Exercise task: Render each of the items below as its own JSON list of strings, with one string for every line and blank lines omitted.

* BEGIN *

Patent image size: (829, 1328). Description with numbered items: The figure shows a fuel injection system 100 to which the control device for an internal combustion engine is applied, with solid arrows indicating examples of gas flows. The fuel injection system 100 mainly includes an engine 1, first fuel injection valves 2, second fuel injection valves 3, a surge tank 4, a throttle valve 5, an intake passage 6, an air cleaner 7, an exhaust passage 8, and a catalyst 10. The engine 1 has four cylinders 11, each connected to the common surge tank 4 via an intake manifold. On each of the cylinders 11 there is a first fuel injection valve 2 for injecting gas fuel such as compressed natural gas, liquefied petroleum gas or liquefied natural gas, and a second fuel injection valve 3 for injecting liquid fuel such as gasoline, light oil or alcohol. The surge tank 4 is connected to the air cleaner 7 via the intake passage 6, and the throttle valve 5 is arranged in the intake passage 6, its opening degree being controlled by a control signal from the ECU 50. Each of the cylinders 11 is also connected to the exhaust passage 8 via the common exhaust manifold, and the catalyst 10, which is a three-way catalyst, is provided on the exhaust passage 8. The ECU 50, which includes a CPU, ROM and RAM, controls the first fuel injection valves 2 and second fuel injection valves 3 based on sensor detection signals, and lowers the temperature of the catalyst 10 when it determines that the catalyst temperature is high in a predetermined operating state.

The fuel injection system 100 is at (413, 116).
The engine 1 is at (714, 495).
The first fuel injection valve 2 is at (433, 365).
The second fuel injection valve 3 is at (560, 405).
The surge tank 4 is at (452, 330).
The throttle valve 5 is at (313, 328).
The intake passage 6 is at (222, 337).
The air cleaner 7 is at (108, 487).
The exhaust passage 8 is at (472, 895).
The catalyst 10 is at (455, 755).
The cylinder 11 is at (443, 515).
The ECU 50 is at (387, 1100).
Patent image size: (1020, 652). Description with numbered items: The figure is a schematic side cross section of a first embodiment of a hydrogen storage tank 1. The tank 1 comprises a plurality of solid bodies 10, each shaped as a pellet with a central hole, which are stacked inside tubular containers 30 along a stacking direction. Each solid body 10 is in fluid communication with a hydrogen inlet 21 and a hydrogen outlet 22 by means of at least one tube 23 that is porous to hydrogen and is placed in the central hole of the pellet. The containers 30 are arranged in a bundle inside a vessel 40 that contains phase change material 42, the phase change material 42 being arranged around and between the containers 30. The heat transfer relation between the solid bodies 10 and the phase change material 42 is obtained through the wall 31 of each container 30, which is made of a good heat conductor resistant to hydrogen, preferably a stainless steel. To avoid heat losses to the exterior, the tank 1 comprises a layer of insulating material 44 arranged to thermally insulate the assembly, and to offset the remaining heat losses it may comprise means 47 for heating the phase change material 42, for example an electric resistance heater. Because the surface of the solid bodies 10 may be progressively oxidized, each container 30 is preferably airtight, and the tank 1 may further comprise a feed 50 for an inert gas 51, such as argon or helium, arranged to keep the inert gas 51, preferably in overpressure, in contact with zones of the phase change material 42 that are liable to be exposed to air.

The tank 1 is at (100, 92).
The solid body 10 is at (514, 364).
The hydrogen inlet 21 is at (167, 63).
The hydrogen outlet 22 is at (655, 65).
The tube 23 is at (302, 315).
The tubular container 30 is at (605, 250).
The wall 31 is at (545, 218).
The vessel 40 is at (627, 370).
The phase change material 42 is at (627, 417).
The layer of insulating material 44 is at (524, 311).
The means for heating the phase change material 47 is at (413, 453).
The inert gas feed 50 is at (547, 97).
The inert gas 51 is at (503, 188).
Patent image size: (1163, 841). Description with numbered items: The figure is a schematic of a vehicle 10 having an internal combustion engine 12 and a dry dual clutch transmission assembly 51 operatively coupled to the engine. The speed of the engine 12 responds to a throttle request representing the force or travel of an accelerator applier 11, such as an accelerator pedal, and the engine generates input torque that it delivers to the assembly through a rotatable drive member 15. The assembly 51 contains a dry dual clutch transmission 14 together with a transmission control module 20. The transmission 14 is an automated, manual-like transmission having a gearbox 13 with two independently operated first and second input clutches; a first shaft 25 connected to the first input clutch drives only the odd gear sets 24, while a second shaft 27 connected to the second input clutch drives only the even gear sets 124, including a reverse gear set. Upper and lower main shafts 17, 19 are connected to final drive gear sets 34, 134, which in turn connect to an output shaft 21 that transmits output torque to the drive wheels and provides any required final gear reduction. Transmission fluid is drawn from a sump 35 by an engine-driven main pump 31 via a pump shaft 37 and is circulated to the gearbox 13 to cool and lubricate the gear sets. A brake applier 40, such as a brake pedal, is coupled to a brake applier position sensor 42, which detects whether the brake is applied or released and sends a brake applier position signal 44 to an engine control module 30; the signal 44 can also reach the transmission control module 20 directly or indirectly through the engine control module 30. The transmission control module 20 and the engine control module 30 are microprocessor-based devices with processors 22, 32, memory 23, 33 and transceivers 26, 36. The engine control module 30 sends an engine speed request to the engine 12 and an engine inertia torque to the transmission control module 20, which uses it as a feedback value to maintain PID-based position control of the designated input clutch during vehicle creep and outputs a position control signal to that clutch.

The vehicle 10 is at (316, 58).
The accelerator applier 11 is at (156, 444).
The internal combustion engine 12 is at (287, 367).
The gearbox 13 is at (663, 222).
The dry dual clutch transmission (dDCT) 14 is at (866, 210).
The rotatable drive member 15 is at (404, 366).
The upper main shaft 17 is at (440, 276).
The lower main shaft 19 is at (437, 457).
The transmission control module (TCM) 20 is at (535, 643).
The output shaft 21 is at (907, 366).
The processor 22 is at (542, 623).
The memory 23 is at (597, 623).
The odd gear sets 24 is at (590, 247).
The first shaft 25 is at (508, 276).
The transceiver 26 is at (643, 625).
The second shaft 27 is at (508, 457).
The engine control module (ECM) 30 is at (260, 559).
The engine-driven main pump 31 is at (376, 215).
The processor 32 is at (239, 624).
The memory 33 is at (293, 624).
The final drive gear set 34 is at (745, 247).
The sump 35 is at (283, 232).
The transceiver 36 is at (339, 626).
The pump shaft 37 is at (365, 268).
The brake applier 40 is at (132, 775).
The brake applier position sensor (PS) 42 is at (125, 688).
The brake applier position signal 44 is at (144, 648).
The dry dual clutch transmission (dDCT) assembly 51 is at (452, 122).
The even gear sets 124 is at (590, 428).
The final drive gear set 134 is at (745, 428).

* END *

Exercise solution:
[
  "Patent image size: (829, 1328). Description with numbered items: The figure shows a fuel injection system 100 to which the control device for an internal combustion engine is applied, with solid arrows indicating examples of gas flows. The fuel injection system 100 mainly includes an engine 1, first fuel injection valves 2, second fuel injection valves 3, a surge tank 4, a throttle valve 5, an intake passage 6, an air cleaner 7, an exhaust passage 8, and a catalyst 10. The engine 1 has four cylinders 11, each connected to the common surge tank 4 via an intake manifold. On each of the cylinders 11 there is a first fuel injection valve 2 for injecting gas fuel such as compressed natural gas, liquefied petroleum gas or liquefied natural gas, and a second fuel injection valve 3 for injecting liquid fuel such as gasoline, light oil or alcohol. The surge tank 4 is connected to the air cleaner 7 via the intake passage 6, and the throttle valve 5 is arranged in the intake passage 6, its opening degree being controlled by a control signal from the ECU 50. Each of the cylinders 11 is also connected to the exhaust passage 8 via the common exhaust manifold, and the catalyst 10, which is a three-way catalyst, is provided on the exhaust passage 8. The ECU 50, which includes a CPU, ROM and RAM, controls the first fuel injection valves 2 and second fuel injection valves 3 based on sensor detection signals, and lowers the temperature of the catalyst 10 when it determines that the catalyst temperature is high in a predetermined operating state.",
  "The fuel injection system 100 is at (413, 116).",
  "The engine 1 is at (714, 495).",
  "The first fuel injection valve 2 is at (433, 365).",
  "The second fuel injection valve 3 is at (560, 405).",
  "The surge tank 4 is at (452, 330).",
  "The throttle valve 5 is at (313, 328).",
  "The intake passage 6 is at (222, 337).",
  "The air cleaner 7 is at (108, 487).",
  "The exhaust passage 8 is at (472, 895).",
  "The catalyst 10 is at (455, 755).",
  "The cylinder 11 is at (443, 515).",
  "The ECU 50 is at (387, 1100).",
  "Patent image size: (1020, 652). Description with numbered items: The figure is a schematic side cross section of a first embodiment of a hydrogen storage tank 1. The tank 1 comprises a plurality of solid bodies 10, each shaped as a pellet with a central hole, which are stacked inside tubular containers 30 along a stacking direction. Each solid body 10 is in fluid communication with a hydrogen inlet 21 and a hydrogen outlet 22 by means of at least one tube 23 that is porous to hydrogen and is placed in the central hole of the pellet. The containers 30 are arranged in a bundle inside a vessel 40 that contains phase change material 42, the phase change material 42 being arranged around and between the containers 30. The heat transfer relation between the solid bodies 10 and the phase change material 42 is obtained through the wall 31 of each container 30, which is made of a good heat conductor resistant to hydrogen, preferably a stainless steel. To avoid heat losses to the exterior, the tank 1 comprises a layer of insulating material 44 arranged to thermally insulate the assembly, and to offset the remaining heat losses it may comprise means 47 for heating the phase change material 42, for example an electric resistance heater. Because the surface of the solid bodies 10 may be progressively oxidized, each container 30 is preferably airtight, and the tank 1 may further comprise a feed 50 for an inert gas 51, such as argon or helium, arranged to keep the inert gas 51, preferably in overpressure, in contact with zones of the phase change material 42 that are liable to be exposed to air.",
  "The tank 1 is at (100, 92).",
  "The solid body 10 is at (514, 364).",
  "The hydrogen inlet 21 is at (167, 63).",
  "The hydrogen outlet 22 is at (655, 65).",
  "The tube 23 is at (302, 315).",
  "The tubular container 30 is at (605, 250).",
  "The wall 31 is at (545, 218).",
  "The vessel 40 is at (627, 370).",
  "The phase change material 42 is at (627, 417).",
  "The layer of insulating material 44 is at (524, 311).",
  "The means for heating the phase change material 47 is at (413, 453).",
  "The inert gas feed 50 is at (547, 97).",
  "The inert gas 51 is at (503, 188).",
  "Patent image size: (1163, 841). Description with numbered items: The figure is a schematic of a vehicle 10 having an internal combustion engine 12 and a dry dual clutch transmission assembly 51 operatively coupled to the engine. The speed of the engine 12 responds to a throttle request representing the force or travel of an accelerator applier 11, such as an accelerator pedal, and the engine generates input torque that it delivers to the assembly through a rotatable drive member 15. The assembly 51 contains a dry dual clutch transmission 14 together with a transmission control module 20. The transmission 14 is an automated, manual-like transmission having a gearbox 13 with two independently operated first and second input clutches; a first shaft 25 connected to the first input clutch drives only the odd gear sets 24, while a second shaft 27 connected to the second input clutch drives only the even gear sets 124, including a reverse gear set. Upper and lower main shafts 17, 19 are connected to final drive gear sets 34, 134, which in turn connect to an output shaft 21 that transmits output torque to the drive wheels and provides any required final gear reduction. Transmission fluid is drawn from a sump 35 by an engine-driven main pump 31 via a pump shaft 37 and is circulated to the gearbox 13 to cool and lubricate the gear sets. A brake applier 40, such as a brake pedal, is coupled to a brake applier position sensor 42, which detects whether the brake is applied or released and sends a brake applier position signal 44 to an engine control module 30; the signal 44 can also reach the transmission control module 20 directly or indirectly through the engine control module 30. The transmission control module 20 and the engine control module 30 are microprocessor-based devices with processors 22, 32, memory 23, 33 and transceivers 26, 36. The engine control module 30 sends an engine speed request to the engine 12 and an engine inertia torque to the transmission control module 20, which uses it as a feedback value to maintain PID-based position control of the designated input clutch during vehicle creep and outputs a position control signal to that clutch.",
  "The vehicle 10 is at (316, 58).",
  "The accelerator applier 11 is at (156, 444).",
  "The internal combustion engine 12 is at (287, 367).",
  "The gearbox 13 is at (663, 222).",
  "The dry dual clutch transmission (dDCT) 14 is at (866, 210).",
  "The rotatable drive member 15 is at (404, 366).",
  "The upper main shaft 17 is at (440, 276).",
  "The lower main shaft 19 is at (437, 457).",
  "The transmission control module (TCM) 20 is at (535, 643).",
  "The output shaft 21 is at (907, 366).",
  "The processor 22 is at (542, 623).",
  "The memory 23 is at (597, 623).",
  "The odd gear sets 24 is at (590, 247).",
  "The first shaft 25 is at (508, 276).",
  "The transceiver 26 is at (643, 625).",
  "The second shaft 27 is at (508, 457).",
  "The engine control module (ECM) 30 is at (260, 559).",
  "The engine-driven main pump 31 is at (376, 215).",
  "The processor 32 is at (239, 624).",
  "The memory 33 is at (293, 624).",
  "The final drive gear set 34 is at (745, 247).",
  "The sump 35 is at (283, 232).",
  "The transceiver 36 is at (339, 626).",
  "The pump shaft 37 is at (365, 268).",
  "The brake applier 40 is at (132, 775).",
  "The brake applier position sensor (PS) 42 is at (125, 688).",
  "The brake applier position signal 44 is at (144, 648).",
  "The dry dual clutch transmission (dDCT) assembly 51 is at (452, 122).",
  "The even gear sets 124 is at (590, 428).",
  "The final drive gear set 134 is at (745, 428)."
]